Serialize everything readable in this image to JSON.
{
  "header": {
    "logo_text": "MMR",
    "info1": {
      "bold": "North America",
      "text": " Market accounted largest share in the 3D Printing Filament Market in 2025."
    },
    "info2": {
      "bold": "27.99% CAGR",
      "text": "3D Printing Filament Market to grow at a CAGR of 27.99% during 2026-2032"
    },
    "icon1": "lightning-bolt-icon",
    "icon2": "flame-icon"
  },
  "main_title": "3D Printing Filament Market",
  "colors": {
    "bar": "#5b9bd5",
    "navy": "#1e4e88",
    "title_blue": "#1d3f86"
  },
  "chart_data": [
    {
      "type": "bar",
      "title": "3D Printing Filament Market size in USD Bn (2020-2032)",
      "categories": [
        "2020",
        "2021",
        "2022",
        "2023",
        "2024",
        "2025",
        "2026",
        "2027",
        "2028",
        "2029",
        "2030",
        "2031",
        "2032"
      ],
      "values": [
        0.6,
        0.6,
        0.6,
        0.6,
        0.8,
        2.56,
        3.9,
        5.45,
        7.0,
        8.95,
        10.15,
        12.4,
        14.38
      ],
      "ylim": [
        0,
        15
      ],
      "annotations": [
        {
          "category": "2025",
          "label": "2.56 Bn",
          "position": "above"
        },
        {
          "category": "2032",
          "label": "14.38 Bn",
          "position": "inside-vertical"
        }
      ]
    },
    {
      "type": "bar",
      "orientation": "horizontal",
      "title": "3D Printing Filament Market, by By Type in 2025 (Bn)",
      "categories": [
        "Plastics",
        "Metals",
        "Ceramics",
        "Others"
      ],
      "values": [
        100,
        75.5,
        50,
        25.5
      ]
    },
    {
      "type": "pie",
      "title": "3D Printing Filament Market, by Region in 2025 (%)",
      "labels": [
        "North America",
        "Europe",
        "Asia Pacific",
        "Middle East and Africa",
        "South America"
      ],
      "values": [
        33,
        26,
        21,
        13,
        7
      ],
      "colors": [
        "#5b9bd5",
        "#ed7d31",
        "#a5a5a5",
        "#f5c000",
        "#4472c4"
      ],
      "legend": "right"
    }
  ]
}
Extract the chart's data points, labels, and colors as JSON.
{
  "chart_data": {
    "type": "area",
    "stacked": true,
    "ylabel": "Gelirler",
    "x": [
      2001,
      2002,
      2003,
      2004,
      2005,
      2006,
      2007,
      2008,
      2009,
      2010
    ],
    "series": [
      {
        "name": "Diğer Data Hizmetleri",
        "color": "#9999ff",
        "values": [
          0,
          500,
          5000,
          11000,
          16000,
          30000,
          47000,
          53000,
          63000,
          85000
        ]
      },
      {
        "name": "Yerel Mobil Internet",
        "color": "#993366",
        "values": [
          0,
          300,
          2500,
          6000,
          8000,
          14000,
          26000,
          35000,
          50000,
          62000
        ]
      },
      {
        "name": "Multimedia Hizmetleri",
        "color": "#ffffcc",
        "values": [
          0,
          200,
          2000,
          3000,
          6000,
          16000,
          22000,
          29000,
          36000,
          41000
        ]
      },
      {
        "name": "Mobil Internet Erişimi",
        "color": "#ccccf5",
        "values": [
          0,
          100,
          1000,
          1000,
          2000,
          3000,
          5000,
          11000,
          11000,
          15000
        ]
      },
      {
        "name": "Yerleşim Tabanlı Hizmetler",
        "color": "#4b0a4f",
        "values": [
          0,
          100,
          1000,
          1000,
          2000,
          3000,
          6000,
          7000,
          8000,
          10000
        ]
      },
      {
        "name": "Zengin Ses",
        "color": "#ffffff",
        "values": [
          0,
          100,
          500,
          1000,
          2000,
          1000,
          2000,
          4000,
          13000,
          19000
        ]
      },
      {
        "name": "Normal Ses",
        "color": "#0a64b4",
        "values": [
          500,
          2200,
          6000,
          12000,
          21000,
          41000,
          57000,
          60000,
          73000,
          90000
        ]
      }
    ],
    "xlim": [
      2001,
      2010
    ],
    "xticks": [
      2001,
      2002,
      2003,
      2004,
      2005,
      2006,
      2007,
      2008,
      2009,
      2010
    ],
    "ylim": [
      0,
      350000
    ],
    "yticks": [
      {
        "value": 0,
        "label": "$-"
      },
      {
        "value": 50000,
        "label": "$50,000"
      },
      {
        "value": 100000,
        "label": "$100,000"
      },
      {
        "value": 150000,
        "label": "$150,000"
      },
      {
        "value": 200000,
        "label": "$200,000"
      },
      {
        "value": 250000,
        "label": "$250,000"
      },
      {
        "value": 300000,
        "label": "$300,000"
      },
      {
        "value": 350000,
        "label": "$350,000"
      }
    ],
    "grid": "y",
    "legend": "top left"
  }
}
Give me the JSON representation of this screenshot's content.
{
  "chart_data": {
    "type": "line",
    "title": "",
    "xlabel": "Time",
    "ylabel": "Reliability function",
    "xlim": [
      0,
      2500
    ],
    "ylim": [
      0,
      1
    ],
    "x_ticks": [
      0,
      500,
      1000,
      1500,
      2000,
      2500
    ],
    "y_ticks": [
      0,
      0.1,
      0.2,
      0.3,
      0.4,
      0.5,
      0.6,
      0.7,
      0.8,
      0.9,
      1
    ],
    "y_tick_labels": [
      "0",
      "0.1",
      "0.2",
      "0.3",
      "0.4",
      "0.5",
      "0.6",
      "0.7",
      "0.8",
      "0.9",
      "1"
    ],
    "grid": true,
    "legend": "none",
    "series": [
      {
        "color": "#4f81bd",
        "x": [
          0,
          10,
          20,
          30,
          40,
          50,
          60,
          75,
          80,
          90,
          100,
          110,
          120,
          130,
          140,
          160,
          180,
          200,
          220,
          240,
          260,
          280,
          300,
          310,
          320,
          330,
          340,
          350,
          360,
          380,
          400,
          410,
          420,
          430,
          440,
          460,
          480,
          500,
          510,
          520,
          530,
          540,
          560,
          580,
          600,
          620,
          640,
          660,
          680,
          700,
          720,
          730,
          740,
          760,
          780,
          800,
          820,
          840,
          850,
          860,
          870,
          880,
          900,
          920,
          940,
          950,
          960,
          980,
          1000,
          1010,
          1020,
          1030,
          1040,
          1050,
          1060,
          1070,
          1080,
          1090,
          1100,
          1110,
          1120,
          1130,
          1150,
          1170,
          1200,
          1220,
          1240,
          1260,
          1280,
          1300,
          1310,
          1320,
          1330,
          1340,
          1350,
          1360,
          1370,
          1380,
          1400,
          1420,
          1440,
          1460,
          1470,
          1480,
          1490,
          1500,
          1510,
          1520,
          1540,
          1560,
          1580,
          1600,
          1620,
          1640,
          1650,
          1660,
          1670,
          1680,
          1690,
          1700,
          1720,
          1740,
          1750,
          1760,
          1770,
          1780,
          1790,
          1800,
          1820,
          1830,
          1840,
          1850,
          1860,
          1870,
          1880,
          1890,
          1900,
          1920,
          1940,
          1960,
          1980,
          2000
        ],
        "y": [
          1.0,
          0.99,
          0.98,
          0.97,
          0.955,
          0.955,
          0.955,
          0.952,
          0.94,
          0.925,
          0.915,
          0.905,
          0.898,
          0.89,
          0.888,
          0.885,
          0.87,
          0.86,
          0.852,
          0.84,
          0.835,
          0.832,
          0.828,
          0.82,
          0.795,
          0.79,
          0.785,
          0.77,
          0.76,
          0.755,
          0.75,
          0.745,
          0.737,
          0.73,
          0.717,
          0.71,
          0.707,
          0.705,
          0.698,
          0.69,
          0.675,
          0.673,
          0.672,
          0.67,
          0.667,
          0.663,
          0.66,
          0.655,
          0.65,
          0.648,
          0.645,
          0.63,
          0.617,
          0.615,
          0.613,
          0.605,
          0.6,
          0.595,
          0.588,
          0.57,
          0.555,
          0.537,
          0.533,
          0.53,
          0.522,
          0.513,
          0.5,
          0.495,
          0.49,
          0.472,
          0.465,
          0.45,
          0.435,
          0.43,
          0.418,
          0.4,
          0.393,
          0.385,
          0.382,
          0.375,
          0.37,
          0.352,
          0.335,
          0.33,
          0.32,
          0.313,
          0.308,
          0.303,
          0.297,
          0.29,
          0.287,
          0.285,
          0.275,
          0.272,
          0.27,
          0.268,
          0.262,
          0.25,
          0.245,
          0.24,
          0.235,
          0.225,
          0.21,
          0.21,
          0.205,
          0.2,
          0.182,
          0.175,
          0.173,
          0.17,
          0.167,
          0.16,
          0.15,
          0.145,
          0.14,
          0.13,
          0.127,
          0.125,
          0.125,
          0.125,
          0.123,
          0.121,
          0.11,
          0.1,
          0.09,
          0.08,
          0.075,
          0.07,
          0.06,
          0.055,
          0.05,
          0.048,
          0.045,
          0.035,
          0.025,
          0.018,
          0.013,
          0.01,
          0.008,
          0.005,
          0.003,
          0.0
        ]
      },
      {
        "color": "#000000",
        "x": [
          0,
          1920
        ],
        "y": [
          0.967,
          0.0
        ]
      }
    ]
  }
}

What is asked: Copy every line of the listing containing the string "position".

Solved exercise:
          "position": "above"
          "position": "inside-vertical"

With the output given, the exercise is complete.